• Page extract:

Implications
There are several significant points highlighted by this manuscript. First, this research establishes that oral administration is a viable route of administration for NMN and underscores that oral NMN supplementation, at least in animals, results in significant plasma increases of NMN and hepatic increases of NAD+. Additionally, this manuscript highlights that long-term NMN administration appears safe and leads to improvements in insulin sensitivity as well as several age-associated conditions such as weight gain and age-associated changes in gene expression. In total, the manuscript highlights that oral administration of NMN is feasible for the purposes of raising plasma levels and affecting several of the previously described in vitro effects of NMN.
Additional research
This study presented convincing evidence that orally administered NMN reliably is imported to the bloodstream where it is transported to the liver and eventual target end-organs. Further research is recommended by the authors to better characterize which end-organs are most impacted by NMN administration, with special attention to potential central nervous system targets. Additionally, further studies evaluating the optimal dose of NMN to better understand the potential range of doses which should be considered for human administration.

• Data records:
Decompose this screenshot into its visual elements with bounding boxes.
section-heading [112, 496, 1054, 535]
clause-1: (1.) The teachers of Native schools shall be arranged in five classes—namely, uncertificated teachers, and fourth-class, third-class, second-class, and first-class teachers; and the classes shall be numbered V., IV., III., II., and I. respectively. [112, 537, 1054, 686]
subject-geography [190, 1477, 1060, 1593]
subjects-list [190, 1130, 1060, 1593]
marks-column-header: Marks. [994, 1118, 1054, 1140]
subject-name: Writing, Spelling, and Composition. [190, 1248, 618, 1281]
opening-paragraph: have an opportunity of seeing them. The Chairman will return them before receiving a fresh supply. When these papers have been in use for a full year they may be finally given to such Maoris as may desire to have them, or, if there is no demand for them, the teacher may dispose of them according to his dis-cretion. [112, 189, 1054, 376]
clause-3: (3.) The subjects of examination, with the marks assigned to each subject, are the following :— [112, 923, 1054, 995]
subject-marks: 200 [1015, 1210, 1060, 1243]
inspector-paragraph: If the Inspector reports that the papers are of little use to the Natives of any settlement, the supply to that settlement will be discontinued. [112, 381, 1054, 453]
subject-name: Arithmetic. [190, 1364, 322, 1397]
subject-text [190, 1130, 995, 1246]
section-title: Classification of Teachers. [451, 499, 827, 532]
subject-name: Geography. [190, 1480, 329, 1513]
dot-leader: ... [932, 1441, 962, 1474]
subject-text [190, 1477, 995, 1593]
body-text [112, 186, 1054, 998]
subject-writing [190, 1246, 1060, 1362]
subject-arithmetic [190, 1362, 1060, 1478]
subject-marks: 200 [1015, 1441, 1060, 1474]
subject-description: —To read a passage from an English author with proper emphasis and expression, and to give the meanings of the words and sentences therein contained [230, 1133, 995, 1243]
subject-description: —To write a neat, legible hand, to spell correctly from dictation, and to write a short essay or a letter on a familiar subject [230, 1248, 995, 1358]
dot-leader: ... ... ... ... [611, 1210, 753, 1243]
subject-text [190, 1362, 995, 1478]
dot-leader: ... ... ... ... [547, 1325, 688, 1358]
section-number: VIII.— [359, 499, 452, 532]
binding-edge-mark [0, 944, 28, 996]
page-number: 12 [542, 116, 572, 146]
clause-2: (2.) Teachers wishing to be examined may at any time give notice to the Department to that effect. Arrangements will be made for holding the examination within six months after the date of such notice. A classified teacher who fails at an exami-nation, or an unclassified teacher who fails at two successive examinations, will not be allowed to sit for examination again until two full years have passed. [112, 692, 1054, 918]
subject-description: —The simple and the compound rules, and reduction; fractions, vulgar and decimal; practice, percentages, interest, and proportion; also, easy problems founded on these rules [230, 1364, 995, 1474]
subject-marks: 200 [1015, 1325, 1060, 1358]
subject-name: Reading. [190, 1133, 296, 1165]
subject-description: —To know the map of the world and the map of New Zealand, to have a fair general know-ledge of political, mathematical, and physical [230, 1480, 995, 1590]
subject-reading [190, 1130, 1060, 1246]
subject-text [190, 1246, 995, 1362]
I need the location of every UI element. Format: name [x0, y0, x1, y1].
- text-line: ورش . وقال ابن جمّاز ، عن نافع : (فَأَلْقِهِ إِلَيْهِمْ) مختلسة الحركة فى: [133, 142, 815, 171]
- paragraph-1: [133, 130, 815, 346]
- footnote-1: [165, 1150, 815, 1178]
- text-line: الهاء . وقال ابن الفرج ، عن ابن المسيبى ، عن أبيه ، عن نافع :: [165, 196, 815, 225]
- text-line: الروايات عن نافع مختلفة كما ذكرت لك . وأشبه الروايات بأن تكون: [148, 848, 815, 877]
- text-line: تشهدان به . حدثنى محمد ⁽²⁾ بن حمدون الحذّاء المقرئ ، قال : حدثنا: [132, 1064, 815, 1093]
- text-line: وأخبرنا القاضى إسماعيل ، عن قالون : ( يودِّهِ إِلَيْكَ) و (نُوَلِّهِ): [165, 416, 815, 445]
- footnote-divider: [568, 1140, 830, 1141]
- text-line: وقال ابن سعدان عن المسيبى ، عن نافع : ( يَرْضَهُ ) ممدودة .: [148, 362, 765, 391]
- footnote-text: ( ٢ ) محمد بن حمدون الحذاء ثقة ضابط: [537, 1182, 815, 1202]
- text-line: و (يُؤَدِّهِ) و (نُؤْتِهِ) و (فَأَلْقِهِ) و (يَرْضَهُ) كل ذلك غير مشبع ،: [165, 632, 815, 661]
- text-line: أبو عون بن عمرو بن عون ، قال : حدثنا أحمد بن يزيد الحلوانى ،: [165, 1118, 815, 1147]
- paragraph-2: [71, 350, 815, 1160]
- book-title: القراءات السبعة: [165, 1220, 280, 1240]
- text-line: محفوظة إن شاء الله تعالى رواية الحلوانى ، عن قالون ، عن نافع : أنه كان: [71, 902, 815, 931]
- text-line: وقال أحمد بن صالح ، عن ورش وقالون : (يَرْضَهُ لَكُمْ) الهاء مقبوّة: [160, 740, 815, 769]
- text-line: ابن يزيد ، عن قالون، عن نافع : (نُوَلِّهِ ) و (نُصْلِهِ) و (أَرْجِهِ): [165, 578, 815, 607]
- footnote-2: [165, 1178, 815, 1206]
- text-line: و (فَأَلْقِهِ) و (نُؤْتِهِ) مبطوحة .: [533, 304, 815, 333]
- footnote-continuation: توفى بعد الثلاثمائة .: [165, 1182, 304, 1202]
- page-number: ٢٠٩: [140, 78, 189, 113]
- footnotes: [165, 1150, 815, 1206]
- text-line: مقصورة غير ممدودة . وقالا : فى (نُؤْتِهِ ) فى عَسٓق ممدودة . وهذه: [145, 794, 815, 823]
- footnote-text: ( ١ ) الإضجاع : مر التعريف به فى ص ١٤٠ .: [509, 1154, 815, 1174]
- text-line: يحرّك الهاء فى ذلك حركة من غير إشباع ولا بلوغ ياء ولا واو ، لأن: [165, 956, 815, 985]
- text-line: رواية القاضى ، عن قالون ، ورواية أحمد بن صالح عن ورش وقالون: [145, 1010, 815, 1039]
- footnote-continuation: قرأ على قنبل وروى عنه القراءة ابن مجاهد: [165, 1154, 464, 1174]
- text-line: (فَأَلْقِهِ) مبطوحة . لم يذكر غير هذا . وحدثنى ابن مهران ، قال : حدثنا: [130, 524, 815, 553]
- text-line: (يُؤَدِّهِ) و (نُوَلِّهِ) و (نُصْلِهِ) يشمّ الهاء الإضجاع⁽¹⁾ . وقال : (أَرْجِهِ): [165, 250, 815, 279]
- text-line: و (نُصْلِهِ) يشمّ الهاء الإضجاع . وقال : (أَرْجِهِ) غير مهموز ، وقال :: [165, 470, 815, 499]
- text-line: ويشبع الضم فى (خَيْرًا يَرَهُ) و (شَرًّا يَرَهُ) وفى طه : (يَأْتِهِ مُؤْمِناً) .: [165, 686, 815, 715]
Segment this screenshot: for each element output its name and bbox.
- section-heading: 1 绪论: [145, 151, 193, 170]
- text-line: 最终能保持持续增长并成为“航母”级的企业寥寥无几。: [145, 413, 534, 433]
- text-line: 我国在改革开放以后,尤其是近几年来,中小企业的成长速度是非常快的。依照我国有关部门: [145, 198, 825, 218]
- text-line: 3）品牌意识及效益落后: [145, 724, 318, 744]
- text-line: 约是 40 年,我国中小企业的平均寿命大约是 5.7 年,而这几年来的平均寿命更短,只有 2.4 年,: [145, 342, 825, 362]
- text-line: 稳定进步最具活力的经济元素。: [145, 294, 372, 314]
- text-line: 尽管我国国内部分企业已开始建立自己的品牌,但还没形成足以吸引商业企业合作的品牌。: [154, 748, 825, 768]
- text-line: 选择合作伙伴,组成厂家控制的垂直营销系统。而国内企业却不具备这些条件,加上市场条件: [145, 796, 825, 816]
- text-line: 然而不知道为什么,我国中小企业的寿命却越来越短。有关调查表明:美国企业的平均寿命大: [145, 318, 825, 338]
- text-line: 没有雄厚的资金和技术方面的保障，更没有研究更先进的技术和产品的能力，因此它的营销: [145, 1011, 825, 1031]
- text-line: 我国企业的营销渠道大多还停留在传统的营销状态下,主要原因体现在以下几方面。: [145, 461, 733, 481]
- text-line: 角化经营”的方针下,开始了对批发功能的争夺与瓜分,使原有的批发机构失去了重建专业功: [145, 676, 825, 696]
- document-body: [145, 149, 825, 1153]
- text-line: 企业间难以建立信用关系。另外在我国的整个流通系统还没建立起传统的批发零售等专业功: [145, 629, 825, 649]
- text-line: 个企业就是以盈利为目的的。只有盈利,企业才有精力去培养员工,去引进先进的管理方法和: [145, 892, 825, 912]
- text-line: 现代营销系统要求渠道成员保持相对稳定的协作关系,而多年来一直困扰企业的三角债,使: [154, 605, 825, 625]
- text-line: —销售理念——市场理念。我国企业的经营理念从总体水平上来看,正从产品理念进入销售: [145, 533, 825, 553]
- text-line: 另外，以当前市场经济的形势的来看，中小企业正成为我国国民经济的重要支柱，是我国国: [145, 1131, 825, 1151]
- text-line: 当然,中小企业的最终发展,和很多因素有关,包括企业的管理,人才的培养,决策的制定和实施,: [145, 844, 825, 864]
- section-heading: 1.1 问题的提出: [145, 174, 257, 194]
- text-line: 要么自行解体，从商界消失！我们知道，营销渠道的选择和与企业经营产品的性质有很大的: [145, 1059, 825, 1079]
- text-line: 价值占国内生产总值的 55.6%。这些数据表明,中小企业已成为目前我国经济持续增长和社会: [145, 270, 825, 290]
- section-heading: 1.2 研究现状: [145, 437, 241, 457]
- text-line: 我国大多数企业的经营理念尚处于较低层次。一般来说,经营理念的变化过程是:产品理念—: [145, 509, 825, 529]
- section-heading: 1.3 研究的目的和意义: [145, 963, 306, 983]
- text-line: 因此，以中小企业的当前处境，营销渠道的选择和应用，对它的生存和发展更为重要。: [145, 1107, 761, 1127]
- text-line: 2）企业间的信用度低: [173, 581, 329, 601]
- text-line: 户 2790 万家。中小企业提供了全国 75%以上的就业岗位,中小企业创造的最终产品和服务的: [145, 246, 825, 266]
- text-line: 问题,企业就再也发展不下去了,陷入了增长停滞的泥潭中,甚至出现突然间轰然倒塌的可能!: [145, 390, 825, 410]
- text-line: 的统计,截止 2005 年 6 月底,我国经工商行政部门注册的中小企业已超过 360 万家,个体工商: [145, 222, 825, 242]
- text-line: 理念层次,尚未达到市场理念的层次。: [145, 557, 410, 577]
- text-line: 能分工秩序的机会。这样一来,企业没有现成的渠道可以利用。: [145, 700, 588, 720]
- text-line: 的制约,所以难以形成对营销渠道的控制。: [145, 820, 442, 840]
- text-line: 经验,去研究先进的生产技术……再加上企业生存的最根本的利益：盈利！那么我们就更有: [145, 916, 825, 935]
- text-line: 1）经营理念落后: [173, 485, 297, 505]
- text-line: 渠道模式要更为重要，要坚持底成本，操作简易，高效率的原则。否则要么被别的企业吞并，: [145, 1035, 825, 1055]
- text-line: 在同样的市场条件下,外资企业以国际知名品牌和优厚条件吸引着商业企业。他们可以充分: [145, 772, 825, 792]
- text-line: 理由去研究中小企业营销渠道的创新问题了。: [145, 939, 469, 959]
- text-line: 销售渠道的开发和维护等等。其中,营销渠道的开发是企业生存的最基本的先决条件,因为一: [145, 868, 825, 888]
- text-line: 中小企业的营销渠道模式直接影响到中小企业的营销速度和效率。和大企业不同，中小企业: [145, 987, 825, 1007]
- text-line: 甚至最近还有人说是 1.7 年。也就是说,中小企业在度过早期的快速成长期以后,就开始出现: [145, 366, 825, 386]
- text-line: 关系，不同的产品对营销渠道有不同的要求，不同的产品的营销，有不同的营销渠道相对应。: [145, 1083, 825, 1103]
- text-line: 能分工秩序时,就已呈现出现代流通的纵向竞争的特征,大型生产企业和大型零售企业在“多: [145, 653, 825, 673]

• Work to complete:
• A. According to the NMN passage, why does the manuscript establish oral administration as a viable route for NMN? Answer in one to three sentences.
• B. Extend the passage on oral NMN administration, picking up after its last sentence.
The rows play no part in any task.

• Responses in order:
• A. The passage holds that oral administration is viable because oral NMN supplementation, at least in animals, produces significant increases of NMN in plasma and of NAD+ in the liver.

• B.
Institution
Dr. Shin-ichiro Imai, the principal investigator for this study, has been an active researcher in the area of NMN. His lab at Washington University in St. Louis has produced several other manuscripts investigating the role of sirtuins in longevity and insulin sensitivity as well as the metabolism of NAD+.[2][3][4]
Funding
This study was funded under a sponsored research collaboration between Washington University in St. Louis and Oriental Yeast Company, a manufacturer of NMN.
Authors/Researchers
- Kathryn F. Mills – Department of Developmental Biology, Washington University
- Shoehi Yoshida – Oriental Yeast Company
- Liana R. Stein - Department of Developmental Biology, Washington University
- Alessia Grozio - Department of Developmental Biology, Washington University
- Shunsuke Kubota – Department of Ophthalmology, Washington University
- Yo Sasaki – Department of Genetics, Washington University
- Philip Redpath – School of Pharmacy, Queen’s University of Belfast
- Marie E. Migaud - School of Pharmacy, Queen’s University of Belfast
- Rajendra S. Apte - Department of Developmental Biology, Washington University
- Koji Uchida - Oriental Yeast Company
- Jun Yoshino – Division of Geriatrics and Nutritional Science, Washington University
- Shin-ichiro Imai - Department of Developmental Biology, Washington University
References
- ↑ Mills KF, Yoshida S, Stein LR, et al. Long-Term Administration of Nicotinamide Mononucleotide Mitigates Age-Associated Physiological Decline in Mice. Cell Metab. 2016;24(6):795-806.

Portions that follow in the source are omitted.